▶ **INPUT MATERIAL**:
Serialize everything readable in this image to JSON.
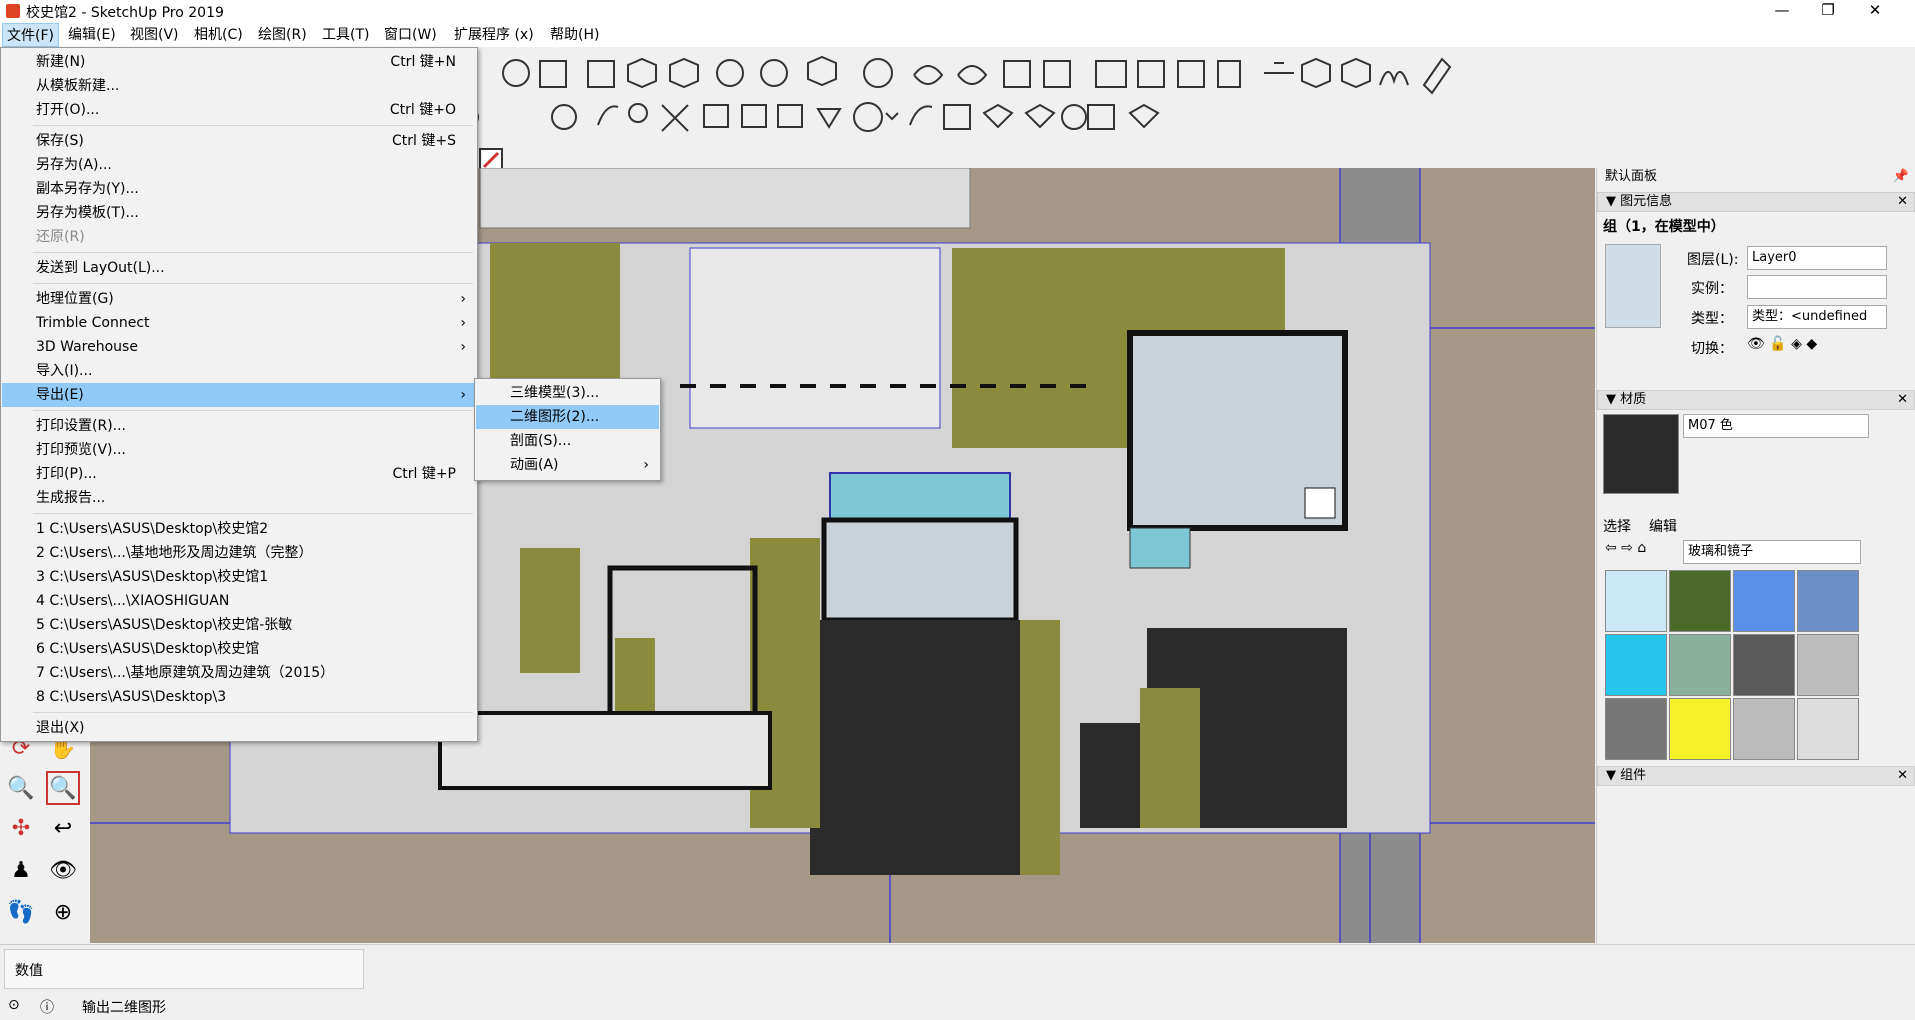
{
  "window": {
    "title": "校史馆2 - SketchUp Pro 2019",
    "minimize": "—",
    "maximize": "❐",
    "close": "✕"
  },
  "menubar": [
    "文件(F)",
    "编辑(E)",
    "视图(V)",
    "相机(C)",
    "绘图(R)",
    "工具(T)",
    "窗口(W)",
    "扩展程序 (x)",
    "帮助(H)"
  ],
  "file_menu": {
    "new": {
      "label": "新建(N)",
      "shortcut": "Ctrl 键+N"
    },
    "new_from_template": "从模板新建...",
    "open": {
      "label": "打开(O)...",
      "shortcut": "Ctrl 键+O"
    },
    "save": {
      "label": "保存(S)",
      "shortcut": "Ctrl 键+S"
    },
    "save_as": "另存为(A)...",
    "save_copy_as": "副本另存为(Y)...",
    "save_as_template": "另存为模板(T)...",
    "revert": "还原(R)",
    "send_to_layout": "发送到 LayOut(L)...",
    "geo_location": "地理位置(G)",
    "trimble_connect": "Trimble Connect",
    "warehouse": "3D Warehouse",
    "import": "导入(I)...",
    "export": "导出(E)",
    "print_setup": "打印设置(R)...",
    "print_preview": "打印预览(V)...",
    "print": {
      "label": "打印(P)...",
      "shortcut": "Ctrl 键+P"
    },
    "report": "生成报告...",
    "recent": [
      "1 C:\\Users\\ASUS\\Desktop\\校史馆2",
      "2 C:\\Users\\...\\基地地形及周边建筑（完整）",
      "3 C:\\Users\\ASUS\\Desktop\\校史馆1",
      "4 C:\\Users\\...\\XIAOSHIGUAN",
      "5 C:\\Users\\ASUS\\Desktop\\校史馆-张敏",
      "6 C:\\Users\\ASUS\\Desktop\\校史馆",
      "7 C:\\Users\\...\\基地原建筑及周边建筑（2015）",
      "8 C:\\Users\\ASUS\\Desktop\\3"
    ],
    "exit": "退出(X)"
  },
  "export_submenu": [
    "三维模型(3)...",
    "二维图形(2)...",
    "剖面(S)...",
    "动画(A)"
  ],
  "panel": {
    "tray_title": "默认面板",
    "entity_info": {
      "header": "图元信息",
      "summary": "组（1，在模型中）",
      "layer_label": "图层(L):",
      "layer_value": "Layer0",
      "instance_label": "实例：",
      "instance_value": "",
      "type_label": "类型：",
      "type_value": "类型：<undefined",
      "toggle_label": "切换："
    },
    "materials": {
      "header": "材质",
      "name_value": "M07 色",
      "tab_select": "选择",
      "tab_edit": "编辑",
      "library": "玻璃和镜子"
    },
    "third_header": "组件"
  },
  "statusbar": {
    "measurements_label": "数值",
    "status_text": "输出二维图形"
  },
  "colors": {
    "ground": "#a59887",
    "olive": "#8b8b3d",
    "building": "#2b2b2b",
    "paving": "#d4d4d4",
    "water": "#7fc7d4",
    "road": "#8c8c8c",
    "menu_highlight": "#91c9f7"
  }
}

▶ **AIM**: Your task is to copy the entries in full and exactly, without any images.

▶ **FULL OUTPUT**:
Serialize everything readable in this image to JSON.
{
  "window": {
    "title": "校史馆2 - SketchUp Pro 2019",
    "minimize": "—",
    "maximize": "❐",
    "close": "✕"
  },
  "menubar": [
    "文件(F)",
    "编辑(E)",
    "视图(V)",
    "相机(C)",
    "绘图(R)",
    "工具(T)",
    "窗口(W)",
    "扩展程序 (x)",
    "帮助(H)"
  ],
  "file_menu": {
    "new": {
      "label": "新建(N)",
      "shortcut": "Ctrl 键+N"
    },
    "new_from_template": "从模板新建...",
    "open": {
      "label": "打开(O)...",
      "shortcut": "Ctrl 键+O"
    },
    "save": {
      "label": "保存(S)",
      "shortcut": "Ctrl 键+S"
    },
    "save_as": "另存为(A)...",
    "save_copy_as": "副本另存为(Y)...",
    "save_as_template": "另存为模板(T)...",
    "revert": "还原(R)",
    "send_to_layout": "发送到 LayOut(L)...",
    "geo_location": "地理位置(G)",
    "trimble_connect": "Trimble Connect",
    "warehouse": "3D Warehouse",
    "import": "导入(I)...",
    "export": "导出(E)",
    "print_setup": "打印设置(R)...",
    "print_preview": "打印预览(V)...",
    "print": {
      "label": "打印(P)...",
      "shortcut": "Ctrl 键+P"
    },
    "report": "生成报告...",
    "recent": [
      "1 C:\\Users\\ASUS\\Desktop\\校史馆2",
      "2 C:\\Users\\...\\基地地形及周边建筑（完整）",
      "3 C:\\Users\\ASUS\\Desktop\\校史馆1",
      "4 C:\\Users\\...\\XIAOSHIGUAN",
      "5 C:\\Users\\ASUS\\Desktop\\校史馆-张敏",
      "6 C:\\Users\\ASUS\\Desktop\\校史馆",
      "7 C:\\Users\\...\\基地原建筑及周边建筑（2015）",
      "8 C:\\Users\\ASUS\\Desktop\\3"
    ],
    "exit": "退出(X)"
  },
  "export_submenu": [
    "三维模型(3)...",
    "二维图形(2)...",
    "剖面(S)...",
    "动画(A)"
  ],
  "panel": {
    "tray_title": "默认面板",
    "entity_info": {
      "header": "图元信息",
      "summary": "组（1，在模型中）",
      "layer_label": "图层(L):",
      "layer_value": "Layer0",
      "instance_label": "实例：",
      "instance_value": "",
      "type_label": "类型：",
      "type_value": "类型：<undefined",
      "toggle_label": "切换："
    },
    "materials": {
      "header": "材质",
      "name_value": "M07 色",
      "tab_select": "选择",
      "tab_edit": "编辑",
      "library": "玻璃和镜子"
    },
    "third_header": "组件"
  },
  "statusbar": {
    "measurements_label": "数值",
    "status_text": "输出二维图形"
  },
  "colors": {
    "ground": "#a59887",
    "olive": "#8b8b3d",
    "building": "#2b2b2b",
    "paving": "#d4d4d4",
    "water": "#7fc7d4",
    "road": "#8c8c8c",
    "menu_highlight": "#91c9f7"
  }
}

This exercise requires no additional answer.